### EXERCISE DETAILS
Please decide whether statements (a), (b) and (c) agree with the calculus excerpt below, answering yes or no for each and quoting the exact words of the excerpt that settle it. (a) The solution to Question 7 relies on the quotient rule. (b) The exam tip says to check trigonometric identities after finding the derivative in terms of θ. (c) The exam tip gives double-angle formulas as its example of such identities.

### DOCUMENT EXCERPT
Exam Tip: After finding the derivative in terms of \( \theta \), always check if trigonometric identities (like half-angle formulas) can simplify the expression further to a more compact form.
Question 7. If \( x = \frac{\sin^3 t}{\sqrt{\cos 2t}}, y = \frac{\cos^3 t}{\sqrt{\cos 2t}} \) then find \( \frac{dy}{dx} \).
Answer: We are given the equations:
\( x = \frac{\sin^3 t}{\sqrt{\cos 2t}} \) and \( y = \frac{\cos^3 t}{\sqrt{\cos 2t}} \)
We will use the quotient rule for differentiation, \( \frac{d}{dt}\left(\frac{u}{v}\right) = \frac{u'v - uv'}{v^2} \).
For \( x = \frac{\sin^3 t}{\sqrt{\cos 2t}} \):
Let \( u = \sin^3 t \) and \( v = \sqrt{\cos 2t} = (\cos 2t)^{1/2} \).

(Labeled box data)

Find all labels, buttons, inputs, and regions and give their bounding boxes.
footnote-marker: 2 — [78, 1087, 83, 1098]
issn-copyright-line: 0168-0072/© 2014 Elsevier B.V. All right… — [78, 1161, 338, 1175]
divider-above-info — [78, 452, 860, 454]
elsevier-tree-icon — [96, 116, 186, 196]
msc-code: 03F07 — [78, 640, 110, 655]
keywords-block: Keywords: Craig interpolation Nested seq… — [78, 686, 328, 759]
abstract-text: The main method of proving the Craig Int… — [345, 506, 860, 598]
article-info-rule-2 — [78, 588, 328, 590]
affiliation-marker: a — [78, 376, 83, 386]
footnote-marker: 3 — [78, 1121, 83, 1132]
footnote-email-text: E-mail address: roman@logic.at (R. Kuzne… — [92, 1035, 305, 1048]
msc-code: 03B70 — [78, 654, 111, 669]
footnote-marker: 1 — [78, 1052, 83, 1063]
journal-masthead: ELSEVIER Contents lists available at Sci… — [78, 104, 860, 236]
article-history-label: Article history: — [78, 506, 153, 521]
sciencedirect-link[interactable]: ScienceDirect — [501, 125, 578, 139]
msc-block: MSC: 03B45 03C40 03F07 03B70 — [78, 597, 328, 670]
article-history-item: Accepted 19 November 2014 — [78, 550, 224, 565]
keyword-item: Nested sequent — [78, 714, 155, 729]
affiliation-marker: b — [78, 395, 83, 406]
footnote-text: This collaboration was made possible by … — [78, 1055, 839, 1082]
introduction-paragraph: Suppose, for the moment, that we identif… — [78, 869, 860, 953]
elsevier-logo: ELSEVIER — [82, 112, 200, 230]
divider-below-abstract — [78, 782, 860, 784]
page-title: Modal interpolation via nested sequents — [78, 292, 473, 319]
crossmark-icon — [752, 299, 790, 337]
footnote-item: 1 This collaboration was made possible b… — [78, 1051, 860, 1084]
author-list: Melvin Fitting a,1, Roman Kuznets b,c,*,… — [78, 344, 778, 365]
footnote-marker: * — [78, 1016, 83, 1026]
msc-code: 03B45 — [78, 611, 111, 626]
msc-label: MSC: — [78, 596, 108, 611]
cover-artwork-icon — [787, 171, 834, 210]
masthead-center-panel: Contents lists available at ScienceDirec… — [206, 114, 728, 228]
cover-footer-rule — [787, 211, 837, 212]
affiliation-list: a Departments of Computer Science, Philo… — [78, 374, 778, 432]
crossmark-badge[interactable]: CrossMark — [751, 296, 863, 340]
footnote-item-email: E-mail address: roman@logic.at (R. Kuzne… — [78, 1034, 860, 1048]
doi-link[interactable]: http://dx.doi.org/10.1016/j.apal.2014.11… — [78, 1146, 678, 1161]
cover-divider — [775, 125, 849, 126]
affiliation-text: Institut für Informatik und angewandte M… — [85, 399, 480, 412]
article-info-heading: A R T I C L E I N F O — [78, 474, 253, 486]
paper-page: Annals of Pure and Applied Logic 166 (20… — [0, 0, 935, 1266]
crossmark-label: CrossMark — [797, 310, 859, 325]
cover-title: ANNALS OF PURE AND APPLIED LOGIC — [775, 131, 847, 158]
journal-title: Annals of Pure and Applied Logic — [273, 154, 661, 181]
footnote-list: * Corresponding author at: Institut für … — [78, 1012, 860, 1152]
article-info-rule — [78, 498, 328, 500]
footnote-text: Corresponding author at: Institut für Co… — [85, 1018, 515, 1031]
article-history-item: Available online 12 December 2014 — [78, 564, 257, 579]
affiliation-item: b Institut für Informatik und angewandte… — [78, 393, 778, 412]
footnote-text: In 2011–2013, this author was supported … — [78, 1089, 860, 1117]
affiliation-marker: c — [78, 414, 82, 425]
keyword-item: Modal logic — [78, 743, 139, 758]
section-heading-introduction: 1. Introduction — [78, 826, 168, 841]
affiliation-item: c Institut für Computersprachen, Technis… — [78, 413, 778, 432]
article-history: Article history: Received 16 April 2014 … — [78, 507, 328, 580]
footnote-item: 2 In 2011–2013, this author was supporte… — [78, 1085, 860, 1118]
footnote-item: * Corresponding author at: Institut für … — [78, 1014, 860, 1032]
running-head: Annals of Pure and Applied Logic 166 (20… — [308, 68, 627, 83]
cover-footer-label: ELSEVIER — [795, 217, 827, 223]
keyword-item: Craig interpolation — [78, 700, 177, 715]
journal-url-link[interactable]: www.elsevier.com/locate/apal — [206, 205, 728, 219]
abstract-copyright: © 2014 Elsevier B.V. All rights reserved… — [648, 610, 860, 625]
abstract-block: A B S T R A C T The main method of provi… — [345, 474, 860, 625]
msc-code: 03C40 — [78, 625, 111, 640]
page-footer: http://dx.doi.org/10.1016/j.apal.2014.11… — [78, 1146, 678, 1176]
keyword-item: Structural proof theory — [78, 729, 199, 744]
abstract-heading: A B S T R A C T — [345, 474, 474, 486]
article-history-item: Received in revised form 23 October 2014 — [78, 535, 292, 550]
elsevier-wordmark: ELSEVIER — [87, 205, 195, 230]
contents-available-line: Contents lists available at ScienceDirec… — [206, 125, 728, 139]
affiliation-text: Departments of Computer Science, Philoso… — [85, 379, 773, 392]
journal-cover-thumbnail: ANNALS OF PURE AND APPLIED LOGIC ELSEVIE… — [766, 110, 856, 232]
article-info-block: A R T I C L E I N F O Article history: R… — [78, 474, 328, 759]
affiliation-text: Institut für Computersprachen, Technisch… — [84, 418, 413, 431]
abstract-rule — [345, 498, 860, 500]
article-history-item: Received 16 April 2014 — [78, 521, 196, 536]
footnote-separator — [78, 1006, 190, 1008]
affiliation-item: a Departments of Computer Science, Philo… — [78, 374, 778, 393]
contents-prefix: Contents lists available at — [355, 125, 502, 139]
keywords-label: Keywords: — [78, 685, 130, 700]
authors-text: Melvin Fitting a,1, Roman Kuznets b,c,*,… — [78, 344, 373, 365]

### ANSWER BELOW
(a) Yes: "We will use the quotient rule for differentiation"
(b) Yes: "After finding the derivative in terms of \( \theta \), always check if trigonometric identities (like half-angle formulas) can simplify the expression further"
(c) No: "(like half-angle formulas)"